- TASK INSTRUCTIONS -
Copy the entries from the start through the line containing "x-tick-label: 11 — [441, 788, 460, 808]", keeping both ends.

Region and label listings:
────────

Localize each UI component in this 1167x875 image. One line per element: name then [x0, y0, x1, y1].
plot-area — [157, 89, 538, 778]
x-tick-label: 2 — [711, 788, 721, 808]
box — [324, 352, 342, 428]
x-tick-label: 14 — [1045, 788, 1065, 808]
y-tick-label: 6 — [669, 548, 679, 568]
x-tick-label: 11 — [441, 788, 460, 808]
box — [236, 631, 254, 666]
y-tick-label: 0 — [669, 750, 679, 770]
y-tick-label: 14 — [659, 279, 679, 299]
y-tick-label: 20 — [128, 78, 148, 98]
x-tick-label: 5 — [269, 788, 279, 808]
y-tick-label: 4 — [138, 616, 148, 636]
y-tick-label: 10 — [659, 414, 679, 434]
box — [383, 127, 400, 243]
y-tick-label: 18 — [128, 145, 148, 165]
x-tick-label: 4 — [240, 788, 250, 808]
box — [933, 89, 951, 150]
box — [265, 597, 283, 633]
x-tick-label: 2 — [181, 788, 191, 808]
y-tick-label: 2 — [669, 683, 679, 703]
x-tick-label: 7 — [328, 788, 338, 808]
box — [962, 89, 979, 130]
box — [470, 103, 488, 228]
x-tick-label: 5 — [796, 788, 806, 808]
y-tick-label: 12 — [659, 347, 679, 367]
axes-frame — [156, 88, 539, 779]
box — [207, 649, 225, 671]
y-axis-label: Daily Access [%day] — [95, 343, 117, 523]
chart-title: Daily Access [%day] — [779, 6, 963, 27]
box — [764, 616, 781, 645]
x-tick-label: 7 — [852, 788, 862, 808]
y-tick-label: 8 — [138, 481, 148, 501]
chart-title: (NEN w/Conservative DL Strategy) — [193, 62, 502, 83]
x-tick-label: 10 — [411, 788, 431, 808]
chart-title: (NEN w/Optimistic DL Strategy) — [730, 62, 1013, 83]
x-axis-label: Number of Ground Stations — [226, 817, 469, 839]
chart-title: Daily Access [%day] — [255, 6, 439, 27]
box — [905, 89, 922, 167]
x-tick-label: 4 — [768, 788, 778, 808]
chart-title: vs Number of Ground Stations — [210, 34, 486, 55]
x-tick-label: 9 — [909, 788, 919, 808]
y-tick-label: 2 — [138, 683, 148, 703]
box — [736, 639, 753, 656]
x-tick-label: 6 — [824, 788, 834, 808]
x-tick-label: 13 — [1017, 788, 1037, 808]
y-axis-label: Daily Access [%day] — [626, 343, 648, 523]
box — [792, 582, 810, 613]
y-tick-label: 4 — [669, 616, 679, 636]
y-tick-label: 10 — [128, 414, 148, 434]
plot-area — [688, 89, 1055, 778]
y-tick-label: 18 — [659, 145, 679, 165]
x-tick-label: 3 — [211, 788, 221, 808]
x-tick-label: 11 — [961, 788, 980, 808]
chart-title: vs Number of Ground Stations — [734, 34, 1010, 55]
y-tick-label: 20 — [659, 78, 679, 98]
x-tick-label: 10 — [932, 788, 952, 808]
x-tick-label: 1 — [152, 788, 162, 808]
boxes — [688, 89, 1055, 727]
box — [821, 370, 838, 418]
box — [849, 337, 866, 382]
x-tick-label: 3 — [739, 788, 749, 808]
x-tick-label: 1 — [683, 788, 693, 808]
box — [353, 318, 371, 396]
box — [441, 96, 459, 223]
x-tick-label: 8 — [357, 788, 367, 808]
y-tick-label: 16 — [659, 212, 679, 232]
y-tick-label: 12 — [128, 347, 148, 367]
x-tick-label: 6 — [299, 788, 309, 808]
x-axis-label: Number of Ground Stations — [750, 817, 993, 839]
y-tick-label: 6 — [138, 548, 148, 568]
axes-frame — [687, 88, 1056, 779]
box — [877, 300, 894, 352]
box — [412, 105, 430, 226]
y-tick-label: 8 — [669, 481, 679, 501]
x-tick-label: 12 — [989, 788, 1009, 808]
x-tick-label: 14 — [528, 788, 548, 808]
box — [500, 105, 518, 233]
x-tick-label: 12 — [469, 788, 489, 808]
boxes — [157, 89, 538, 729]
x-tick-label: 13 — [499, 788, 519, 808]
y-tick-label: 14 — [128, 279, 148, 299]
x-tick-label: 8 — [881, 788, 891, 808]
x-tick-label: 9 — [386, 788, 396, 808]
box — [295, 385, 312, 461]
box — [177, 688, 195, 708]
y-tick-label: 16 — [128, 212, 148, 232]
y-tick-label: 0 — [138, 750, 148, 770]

────────

- THE ANSWER -
Localize each UI component in this 1167x875 image. One line per element: name then [x0, y0, x1, y1].
plot-area — [157, 89, 538, 778]
x-tick-label: 2 — [711, 788, 721, 808]
box — [324, 352, 342, 428]
x-tick-label: 14 — [1045, 788, 1065, 808]
y-tick-label: 6 — [669, 548, 679, 568]
x-tick-label: 11 — [441, 788, 460, 808]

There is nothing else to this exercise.